→ TASK: Your task is to restate the data word for word.

(Stored data)
******

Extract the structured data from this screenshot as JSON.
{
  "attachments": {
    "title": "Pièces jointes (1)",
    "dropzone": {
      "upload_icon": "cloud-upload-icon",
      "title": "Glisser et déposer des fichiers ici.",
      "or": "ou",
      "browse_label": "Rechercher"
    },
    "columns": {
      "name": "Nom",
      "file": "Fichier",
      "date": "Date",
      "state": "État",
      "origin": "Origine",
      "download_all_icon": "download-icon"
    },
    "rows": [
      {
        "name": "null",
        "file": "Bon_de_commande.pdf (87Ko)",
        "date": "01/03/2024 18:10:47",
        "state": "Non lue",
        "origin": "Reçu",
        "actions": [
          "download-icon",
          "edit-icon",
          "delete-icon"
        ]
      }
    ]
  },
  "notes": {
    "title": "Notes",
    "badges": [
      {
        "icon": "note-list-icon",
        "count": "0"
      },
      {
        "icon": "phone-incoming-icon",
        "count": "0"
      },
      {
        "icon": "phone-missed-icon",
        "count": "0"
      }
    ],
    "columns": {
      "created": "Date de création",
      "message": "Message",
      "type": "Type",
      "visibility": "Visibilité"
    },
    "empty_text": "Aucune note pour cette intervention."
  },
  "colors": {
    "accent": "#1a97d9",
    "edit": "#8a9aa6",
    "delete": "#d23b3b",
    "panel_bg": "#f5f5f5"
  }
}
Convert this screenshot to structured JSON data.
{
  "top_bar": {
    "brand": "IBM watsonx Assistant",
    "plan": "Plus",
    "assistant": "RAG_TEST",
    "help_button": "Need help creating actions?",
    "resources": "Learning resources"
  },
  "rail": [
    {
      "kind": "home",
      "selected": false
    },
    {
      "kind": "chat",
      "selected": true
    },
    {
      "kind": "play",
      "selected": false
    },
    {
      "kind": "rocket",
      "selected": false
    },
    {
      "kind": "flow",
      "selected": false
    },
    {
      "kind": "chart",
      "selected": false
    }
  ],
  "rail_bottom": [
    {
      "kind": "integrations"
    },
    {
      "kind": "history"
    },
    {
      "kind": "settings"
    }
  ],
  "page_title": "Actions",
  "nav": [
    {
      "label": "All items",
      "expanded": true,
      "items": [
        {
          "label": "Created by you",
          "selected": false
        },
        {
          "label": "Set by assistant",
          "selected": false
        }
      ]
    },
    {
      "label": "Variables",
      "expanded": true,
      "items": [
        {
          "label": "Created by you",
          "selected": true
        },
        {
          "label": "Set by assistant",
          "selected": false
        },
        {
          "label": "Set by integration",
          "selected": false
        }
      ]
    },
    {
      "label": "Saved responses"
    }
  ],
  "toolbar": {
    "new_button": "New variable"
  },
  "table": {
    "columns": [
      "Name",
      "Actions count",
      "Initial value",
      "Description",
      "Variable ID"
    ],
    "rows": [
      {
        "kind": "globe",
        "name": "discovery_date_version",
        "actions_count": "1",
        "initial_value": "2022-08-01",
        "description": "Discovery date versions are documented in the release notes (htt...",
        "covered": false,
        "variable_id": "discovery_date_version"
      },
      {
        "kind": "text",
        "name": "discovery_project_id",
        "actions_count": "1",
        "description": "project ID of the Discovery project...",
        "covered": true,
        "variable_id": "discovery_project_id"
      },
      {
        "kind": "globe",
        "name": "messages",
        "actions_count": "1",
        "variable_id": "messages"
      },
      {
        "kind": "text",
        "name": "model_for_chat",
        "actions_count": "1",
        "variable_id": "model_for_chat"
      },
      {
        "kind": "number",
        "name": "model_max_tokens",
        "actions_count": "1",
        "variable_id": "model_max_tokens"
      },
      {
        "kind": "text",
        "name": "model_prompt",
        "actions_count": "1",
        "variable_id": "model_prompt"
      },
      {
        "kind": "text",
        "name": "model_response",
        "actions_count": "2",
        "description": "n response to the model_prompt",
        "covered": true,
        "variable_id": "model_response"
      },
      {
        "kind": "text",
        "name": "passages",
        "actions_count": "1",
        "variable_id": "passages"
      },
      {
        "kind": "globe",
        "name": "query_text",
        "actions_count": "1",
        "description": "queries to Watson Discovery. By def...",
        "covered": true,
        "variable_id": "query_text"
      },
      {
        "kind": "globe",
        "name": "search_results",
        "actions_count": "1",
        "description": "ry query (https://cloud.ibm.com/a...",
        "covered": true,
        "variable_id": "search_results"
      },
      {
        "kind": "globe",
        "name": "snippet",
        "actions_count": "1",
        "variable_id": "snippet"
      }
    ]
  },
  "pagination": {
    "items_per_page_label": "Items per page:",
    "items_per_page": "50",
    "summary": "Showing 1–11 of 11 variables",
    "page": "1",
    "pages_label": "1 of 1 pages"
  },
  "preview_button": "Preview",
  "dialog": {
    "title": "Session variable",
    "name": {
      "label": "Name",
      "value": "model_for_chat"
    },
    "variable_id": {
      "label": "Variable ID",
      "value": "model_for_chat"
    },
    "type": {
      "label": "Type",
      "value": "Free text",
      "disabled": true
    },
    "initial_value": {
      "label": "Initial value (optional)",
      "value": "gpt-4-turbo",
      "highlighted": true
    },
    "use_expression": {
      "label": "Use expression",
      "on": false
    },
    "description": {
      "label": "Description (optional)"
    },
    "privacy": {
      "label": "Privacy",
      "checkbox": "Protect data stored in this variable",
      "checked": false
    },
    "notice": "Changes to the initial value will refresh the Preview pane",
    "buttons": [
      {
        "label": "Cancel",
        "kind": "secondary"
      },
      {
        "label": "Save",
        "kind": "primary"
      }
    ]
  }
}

******

→ TASK RESPONSE:
Extract the structured data from this screenshot as JSON.
{
  "attachments": {
    "title": "Pièces jointes (1)",
    "dropzone": {
      "upload_icon": "cloud-upload-icon",
      "title": "Glisser et déposer des fichiers ici.",
      "or": "ou",
      "browse_label": "Rechercher"
    },
    "columns": {
      "name": "Nom",
      "file": "Fichier",
      "date": "Date",
      "state": "État",
      "origin": "Origine",
      "download_all_icon": "download-icon"
    },
    "rows": [
      {
        "name": "null",
        "file": "Bon_de_commande.pdf (87Ko)",
        "date": "01/03/2024 18:10:47",
        "state": "Non lue",
        "origin": "Reçu",
        "actions": [
          "download-icon",
          "edit-icon",
          "delete-icon"
        ]
      }
    ]
  },
  "notes": {
    "title": "Notes",
    "badges": [
      {
        "icon": "note-list-icon",
        "count": "0"
      },
      {
        "icon": "phone-incoming-icon",
        "count": "0"
      },
      {
        "icon": "phone-missed-icon",
        "count": "0"
      }
    ],
    "columns": {
      "created": "Date de création",
      "message": "Message",
      "type": "Type",
      "visibility": "Visibilité"
    },
    "empty_text": "Aucune note pour cette intervention."
  },
  "colors": {
    "accent": "#1a97d9",
    "edit": "#8a9aa6",
    "delete": "#d23b3b",
    "panel_bg": "#f5f5f5"
  }
}
Convert this screenshot to structured JSON data.
{
  "top_bar": {
    "brand": "IBM watsonx Assistant",
    "plan": "Plus",
    "assistant": "RAG_TEST",
    "help_button": "Need help creating actions?",
    "resources": "Learning resources"
  },
  "rail": [
    {
      "kind": "home",
      "selected": false
    },
    {
      "kind": "chat",
      "selected": true
    },
    {
      "kind": "play",
      "selected": false
    },
    {
      "kind": "rocket",
      "selected": false
    },
    {
      "kind": "flow",
      "selected": false
    },
    {
      "kind": "chart",
      "selected": false
    }
  ],
  "rail_bottom": [
    {
      "kind": "integrations"
    },
    {
      "kind": "history"
    },
    {
      "kind": "settings"
    }
  ],
  "page_title": "Actions",
  "nav": [
    {
      "label": "All items",
      "expanded": true,
      "items": [
        {
          "label": "Created by you",
          "selected": false
        },
        {
          "label": "Set by assistant",
          "selected": false
        }
      ]
    },
    {
      "label": "Variables",
      "expanded": true,
      "items": [
        {
          "label": "Created by you",
          "selected": true
        },
        {
          "label": "Set by assistant",
          "selected": false
        },
        {
          "label": "Set by integration",
          "selected": false
        }
      ]
    },
    {
      "label": "Saved responses"
    }
  ],
  "toolbar": {
    "new_button": "New variable"
  },
  "table": {
    "columns": [
      "Name",
      "Actions count",
      "Initial value",
      "Description",
      "Variable ID"
    ],
    "rows": [
      {
        "kind": "globe",
        "name": "discovery_date_version",
        "actions_count": "1",
        "initial_value": "2022-08-01",
        "description": "Discovery date versions are documented in the release notes (htt...",
        "covered": false,
        "variable_id": "discovery_date_version"
      },
      {
        "kind": "text",
        "name": "discovery_project_id",
        "actions_count": "1",
        "description": "project ID of the Discovery project...",
        "covered": true,
        "variable_id": "discovery_project_id"
      },
      {
        "kind": "globe",
        "name": "messages",
        "actions_count": "1",
        "variable_id": "messages"
      },
      {
        "kind": "text",
        "name": "model_for_chat",
        "actions_count": "1",
        "variable_id": "model_for_chat"
      },
      {
        "kind": "number",
        "name": "model_max_tokens",
        "actions_count": "1",
        "variable_id": "model_max_tokens"
      },
      {
        "kind": "text",
        "name": "model_prompt",
        "actions_count": "1",
        "variable_id": "model_prompt"
      },
      {
        "kind": "text",
        "name": "model_response",
        "actions_count": "2",
        "description": "n response to the model_prompt",
        "covered": true,
        "variable_id": "model_response"
      },
      {
        "kind": "text",
        "name": "passages",
        "actions_count": "1",
        "variable_id": "passages"
      },
      {
        "kind": "globe",
        "name": "query_text",
        "actions_count": "1",
        "description": "queries to Watson Discovery. By def...",
        "covered": true,
        "variable_id": "query_text"
      },
      {
        "kind": "globe",
        "name": "search_results",
        "actions_count": "1",
        "description": "ry query (https://cloud.ibm.com/a...",
        "covered": true,
        "variable_id": "search_results"
      },
      {
        "kind": "globe",
        "name": "snippet",
        "actions_count": "1",
        "variable_id": "snippet"
      }
    ]
  },
  "pagination": {
    "items_per_page_label": "Items per page:",
    "items_per_page": "50",
    "summary": "Showing 1–11 of 11 variables",
    "page": "1",
    "pages_label": "1 of 1 pages"
  },
  "preview_button": "Preview",
  "dialog": {
    "title": "Session variable",
    "name": {
      "label": "Name",
      "value": "model_for_chat"
    },
    "variable_id": {
      "label": "Variable ID",
      "value": "model_for_chat"
    },
    "type": {
      "label": "Type",
      "value": "Free text",
      "disabled": true
    },
    "initial_value": {
      "label": "Initial value (optional)",
      "value": "gpt-4-turbo",
      "highlighted": true
    },
    "use_expression": {
      "label": "Use expression",
      "on": false
    },
    "description": {
      "label": "Description (optional)"
    },
    "privacy": {
      "label": "Privacy",
      "checkbox": "Protect data stored in this variable",
      "checked": false
    },
    "notice": "Changes to the initial value will refresh the Preview pane",
    "buttons": [
      {
        "label": "Cancel",
        "kind": "secondary"
      },
      {
        "label": "Save",
        "kind": "primary"
      }
    ]
  }
}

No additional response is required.